§ **PAGE EXCERPT**:
Steig (Toby, Where Are You?, 1997, etc.), inspired by a game he used to play with his daughter, turns a rainy day into a pizza party, starring a caring father and his feeling-blue son, Pete. Just when Pete was set to go play ball with his friends, it starts to rain. His melancholy is not lost on his father: “He thinks it might cheer Pete up to be made into a pizza.” Which is just what the father proceeds to do. Pete is transported to the kitchen table where he is kneaded and stretched, tossed into the air for shaping, sprinkled with oil and flour and tomatoes and cheese (water, talcum, checkers, and bits of paper). He then gets baked on the living room couch and tickled and chased until the sun comes out and it is time to speed outside, a pizza no more, but happy. What leaps from the page, with a dancer’s grace, is the warmth and imagination wrapped in an act of kindness and tuned- in parenting. As always, Steig’s illustrations are a natural—an organic—part of the story, whether Pete’s a pizza, or not. (Picture book. 5-10)

§ **DATASET CONTENT**:
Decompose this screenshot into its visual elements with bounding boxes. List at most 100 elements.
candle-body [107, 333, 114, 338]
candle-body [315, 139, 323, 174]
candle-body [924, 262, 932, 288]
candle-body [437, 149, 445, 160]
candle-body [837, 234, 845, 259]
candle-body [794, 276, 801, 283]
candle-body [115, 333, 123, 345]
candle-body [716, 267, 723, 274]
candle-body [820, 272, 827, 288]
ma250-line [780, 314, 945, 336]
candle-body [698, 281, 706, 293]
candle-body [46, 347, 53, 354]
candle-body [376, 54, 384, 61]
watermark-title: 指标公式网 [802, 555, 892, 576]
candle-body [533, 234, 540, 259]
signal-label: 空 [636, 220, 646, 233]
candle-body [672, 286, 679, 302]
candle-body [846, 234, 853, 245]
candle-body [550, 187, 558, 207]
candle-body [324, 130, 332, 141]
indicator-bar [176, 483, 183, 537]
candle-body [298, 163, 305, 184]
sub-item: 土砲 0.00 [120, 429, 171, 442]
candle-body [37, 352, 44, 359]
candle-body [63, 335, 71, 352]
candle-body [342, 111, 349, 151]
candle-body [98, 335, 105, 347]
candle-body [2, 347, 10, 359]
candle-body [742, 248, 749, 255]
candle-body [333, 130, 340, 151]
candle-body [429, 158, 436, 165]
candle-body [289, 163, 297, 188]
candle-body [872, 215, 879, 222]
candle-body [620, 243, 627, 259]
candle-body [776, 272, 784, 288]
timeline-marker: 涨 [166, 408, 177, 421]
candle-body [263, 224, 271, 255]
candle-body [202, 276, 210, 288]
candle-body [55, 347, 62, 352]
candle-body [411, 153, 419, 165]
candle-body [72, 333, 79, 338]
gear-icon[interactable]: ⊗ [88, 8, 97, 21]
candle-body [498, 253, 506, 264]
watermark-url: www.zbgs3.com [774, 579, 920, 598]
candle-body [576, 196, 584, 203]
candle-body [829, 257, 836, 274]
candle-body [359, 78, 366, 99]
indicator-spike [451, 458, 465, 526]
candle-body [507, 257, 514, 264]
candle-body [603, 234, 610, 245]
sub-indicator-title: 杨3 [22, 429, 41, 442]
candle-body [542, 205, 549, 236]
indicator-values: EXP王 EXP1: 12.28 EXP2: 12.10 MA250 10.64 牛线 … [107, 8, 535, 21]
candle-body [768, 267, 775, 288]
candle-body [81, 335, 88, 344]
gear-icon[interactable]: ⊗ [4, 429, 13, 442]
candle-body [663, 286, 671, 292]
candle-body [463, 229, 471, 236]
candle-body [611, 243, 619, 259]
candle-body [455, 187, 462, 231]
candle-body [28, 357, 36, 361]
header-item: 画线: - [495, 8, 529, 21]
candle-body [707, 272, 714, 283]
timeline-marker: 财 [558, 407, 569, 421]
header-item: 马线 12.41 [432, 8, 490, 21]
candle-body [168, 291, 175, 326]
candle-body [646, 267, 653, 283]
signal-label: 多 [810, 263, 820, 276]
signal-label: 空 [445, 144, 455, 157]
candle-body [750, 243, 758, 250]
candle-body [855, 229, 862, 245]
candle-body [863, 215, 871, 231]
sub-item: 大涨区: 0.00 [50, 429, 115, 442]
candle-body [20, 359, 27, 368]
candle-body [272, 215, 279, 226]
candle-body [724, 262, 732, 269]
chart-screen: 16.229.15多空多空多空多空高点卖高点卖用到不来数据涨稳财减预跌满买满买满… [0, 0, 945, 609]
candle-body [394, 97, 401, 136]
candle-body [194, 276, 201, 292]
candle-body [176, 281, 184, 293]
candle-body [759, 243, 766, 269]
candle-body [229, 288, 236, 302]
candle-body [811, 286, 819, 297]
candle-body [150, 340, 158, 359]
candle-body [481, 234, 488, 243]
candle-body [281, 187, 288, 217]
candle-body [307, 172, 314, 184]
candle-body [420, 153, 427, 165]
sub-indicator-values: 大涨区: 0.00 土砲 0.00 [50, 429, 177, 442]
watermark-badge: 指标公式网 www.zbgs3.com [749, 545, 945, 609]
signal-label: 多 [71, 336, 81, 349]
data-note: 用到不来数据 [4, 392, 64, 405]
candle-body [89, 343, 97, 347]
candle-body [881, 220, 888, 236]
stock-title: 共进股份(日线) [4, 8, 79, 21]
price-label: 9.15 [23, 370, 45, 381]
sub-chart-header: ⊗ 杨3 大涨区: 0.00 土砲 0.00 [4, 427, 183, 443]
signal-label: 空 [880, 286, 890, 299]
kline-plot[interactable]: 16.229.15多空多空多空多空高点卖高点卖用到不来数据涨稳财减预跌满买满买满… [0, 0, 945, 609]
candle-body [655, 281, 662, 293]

§ **TASK**: Copy out the picture-book review above in full, word for word.

§ **FINISHED ANSWER**:
Steig (Toby, Where Are You?, 1997, etc.), inspired by a game he used to play with his daughter, turns a rainy day into a pizza party, starring a caring father and his feeling-blue son, Pete. Just when Pete was set to go play ball with his friends, it starts to rain. His melancholy is not lost on his father: “He thinks it might cheer Pete up to be made into a pizza.” Which is just what the father proceeds to do. Pete is transported to the kitchen table where he is kneaded and stretched, tossed into the air for shaping, sprinkled with oil and flour and tomatoes and cheese (water, talcum, checkers, and bits of paper). He then gets baked on the living room couch and tickled and chased until the sun comes out and it is time to speed outside, a pizza no more, but happy. What leaps from the page, with a dancer’s grace, is the warmth and imagination wrapped in an act of kindness and tuned- in parenting. As always, Steig’s illustrations are a natural—an organic—part of the story, whether Pete’s a pizza, or not. (Picture book. 5-10)